• **PROVIDED ENTRIES**:
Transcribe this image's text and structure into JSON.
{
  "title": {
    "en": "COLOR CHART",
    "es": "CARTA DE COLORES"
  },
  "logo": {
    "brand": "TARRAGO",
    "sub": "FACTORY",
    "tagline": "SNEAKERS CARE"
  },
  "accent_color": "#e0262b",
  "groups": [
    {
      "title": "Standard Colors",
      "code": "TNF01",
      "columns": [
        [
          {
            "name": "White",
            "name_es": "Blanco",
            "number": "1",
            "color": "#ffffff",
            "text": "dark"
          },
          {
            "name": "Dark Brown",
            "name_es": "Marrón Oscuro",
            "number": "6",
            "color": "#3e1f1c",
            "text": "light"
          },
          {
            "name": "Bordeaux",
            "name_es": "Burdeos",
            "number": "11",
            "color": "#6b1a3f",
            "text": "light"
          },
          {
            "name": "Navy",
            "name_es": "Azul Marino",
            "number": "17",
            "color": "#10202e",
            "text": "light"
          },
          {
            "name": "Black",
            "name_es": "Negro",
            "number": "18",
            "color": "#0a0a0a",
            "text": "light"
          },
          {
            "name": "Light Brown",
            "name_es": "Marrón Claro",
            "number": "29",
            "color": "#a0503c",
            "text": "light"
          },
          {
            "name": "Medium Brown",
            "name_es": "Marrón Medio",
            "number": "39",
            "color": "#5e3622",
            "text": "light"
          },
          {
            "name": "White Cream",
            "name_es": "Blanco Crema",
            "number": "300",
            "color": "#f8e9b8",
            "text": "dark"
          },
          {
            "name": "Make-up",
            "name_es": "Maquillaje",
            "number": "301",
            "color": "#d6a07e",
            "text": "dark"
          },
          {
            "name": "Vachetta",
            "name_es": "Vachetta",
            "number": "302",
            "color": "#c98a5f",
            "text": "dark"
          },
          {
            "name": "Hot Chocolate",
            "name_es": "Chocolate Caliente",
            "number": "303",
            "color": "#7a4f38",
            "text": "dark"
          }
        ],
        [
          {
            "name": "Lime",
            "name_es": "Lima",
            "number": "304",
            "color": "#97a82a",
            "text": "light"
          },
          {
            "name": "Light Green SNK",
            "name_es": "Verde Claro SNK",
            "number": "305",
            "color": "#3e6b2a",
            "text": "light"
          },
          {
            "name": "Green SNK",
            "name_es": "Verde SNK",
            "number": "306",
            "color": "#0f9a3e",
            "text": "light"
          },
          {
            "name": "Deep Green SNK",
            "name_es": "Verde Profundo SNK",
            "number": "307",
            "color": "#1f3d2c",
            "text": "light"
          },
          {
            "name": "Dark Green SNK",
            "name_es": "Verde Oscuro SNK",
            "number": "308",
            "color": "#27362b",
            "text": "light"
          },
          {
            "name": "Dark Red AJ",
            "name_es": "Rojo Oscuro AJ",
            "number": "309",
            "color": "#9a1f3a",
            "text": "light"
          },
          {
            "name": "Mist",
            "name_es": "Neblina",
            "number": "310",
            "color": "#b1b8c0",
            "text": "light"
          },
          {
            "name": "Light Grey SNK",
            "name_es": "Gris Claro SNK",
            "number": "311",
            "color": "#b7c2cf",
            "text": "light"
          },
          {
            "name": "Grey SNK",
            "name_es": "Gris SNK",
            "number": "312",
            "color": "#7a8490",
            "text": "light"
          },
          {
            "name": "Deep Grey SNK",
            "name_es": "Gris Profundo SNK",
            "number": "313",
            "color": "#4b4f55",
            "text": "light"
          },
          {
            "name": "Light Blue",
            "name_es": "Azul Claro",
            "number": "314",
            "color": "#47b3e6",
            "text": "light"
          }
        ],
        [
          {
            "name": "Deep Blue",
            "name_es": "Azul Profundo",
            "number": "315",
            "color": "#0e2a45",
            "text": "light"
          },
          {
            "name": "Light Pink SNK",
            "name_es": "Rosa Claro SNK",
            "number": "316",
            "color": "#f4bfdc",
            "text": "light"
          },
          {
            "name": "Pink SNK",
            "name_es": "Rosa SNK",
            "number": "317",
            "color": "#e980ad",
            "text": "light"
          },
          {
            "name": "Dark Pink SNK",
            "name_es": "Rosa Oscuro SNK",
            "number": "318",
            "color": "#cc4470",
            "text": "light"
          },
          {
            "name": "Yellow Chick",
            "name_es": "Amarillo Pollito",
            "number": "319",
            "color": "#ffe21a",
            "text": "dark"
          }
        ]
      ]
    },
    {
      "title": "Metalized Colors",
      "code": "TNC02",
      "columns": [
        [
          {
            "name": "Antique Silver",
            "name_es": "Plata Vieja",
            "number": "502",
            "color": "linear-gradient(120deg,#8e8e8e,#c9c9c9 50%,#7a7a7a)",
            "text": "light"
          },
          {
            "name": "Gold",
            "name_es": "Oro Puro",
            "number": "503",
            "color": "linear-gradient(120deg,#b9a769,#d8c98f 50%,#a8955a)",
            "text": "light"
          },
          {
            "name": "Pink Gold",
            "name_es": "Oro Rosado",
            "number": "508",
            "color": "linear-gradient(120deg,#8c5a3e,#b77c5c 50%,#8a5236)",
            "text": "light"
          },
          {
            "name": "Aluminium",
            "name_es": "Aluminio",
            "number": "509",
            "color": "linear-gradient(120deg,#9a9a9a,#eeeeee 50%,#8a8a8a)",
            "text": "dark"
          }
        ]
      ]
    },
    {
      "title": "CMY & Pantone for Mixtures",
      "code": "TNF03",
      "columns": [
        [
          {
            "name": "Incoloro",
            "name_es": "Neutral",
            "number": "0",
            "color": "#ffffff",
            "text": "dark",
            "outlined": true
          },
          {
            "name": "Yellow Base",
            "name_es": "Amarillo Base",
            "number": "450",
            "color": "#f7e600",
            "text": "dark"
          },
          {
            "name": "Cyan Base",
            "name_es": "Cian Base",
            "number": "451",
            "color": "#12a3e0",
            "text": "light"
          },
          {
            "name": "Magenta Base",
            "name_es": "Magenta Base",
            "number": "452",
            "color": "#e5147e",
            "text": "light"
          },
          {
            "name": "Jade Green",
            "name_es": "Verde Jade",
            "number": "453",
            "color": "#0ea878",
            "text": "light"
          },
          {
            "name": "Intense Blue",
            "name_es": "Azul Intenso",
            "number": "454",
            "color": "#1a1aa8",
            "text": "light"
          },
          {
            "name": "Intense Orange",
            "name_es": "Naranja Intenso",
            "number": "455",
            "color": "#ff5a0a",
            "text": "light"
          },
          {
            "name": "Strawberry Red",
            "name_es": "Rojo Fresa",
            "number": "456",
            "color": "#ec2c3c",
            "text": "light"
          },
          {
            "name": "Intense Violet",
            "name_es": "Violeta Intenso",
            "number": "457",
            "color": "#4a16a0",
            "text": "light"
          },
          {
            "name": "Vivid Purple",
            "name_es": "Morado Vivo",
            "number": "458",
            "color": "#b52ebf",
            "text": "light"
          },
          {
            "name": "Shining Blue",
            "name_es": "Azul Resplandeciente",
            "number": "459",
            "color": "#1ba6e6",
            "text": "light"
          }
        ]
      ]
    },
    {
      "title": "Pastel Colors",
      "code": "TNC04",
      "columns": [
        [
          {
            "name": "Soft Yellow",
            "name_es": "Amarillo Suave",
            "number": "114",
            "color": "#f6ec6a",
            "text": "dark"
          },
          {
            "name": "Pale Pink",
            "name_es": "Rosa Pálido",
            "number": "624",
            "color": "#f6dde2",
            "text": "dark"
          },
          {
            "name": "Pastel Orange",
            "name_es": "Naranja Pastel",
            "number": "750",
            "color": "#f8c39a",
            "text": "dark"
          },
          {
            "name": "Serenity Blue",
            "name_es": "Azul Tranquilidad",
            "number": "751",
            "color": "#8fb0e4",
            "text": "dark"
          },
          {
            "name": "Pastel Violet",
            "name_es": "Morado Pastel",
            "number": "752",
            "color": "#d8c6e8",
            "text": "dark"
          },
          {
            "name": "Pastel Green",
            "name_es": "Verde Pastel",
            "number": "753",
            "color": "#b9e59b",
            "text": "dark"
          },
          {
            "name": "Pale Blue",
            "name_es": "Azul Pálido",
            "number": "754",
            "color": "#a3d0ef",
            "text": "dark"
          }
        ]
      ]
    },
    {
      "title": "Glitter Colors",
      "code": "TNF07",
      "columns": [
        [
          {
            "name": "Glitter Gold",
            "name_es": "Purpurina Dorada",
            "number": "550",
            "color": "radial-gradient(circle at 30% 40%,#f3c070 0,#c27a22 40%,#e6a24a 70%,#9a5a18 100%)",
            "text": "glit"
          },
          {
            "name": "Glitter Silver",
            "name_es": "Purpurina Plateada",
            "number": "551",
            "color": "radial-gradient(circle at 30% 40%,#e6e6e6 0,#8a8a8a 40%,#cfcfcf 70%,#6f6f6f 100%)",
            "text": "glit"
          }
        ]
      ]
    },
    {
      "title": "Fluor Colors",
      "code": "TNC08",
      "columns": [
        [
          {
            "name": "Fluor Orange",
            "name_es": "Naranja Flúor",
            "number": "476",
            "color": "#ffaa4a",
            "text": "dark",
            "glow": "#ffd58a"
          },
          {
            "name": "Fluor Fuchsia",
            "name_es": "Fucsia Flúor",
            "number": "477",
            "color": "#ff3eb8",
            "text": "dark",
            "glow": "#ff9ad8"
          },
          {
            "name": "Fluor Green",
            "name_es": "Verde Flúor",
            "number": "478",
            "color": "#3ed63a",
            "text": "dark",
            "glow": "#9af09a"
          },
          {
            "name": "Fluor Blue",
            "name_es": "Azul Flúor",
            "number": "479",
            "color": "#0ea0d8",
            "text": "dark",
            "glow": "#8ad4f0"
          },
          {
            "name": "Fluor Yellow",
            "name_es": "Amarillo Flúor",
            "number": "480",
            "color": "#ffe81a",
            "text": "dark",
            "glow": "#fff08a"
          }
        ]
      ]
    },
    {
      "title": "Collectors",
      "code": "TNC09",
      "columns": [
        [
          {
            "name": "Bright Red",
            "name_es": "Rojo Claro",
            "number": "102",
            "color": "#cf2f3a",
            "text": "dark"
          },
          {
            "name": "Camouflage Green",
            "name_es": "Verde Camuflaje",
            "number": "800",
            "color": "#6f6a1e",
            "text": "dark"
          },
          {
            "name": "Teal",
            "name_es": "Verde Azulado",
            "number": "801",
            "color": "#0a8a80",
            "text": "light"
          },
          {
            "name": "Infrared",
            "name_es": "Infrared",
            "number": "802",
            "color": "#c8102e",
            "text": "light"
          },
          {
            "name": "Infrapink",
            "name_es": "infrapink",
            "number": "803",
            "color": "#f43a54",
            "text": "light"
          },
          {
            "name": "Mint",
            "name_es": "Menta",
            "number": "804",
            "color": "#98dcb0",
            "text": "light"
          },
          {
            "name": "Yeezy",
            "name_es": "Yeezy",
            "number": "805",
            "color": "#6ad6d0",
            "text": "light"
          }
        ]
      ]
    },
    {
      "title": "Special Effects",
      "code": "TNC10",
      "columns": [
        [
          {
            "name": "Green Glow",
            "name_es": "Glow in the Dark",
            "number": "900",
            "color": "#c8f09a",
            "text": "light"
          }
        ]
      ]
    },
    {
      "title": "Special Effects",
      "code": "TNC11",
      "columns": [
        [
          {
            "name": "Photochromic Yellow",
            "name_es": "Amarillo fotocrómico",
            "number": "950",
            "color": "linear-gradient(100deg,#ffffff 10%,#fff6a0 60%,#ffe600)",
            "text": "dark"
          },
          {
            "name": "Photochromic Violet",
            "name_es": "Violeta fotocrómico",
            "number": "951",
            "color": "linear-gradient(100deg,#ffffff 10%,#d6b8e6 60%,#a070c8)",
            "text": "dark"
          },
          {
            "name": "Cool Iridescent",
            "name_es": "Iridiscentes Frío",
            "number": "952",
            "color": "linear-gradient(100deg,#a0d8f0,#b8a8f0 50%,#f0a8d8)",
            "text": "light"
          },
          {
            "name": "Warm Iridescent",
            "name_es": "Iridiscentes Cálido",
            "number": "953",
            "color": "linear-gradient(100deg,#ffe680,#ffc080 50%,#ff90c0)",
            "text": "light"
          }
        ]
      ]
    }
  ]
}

• **PROBLEM**:
Go through the material above and count the lines that contain "Pálido"; give that number alone.

• **ANSWER**:
2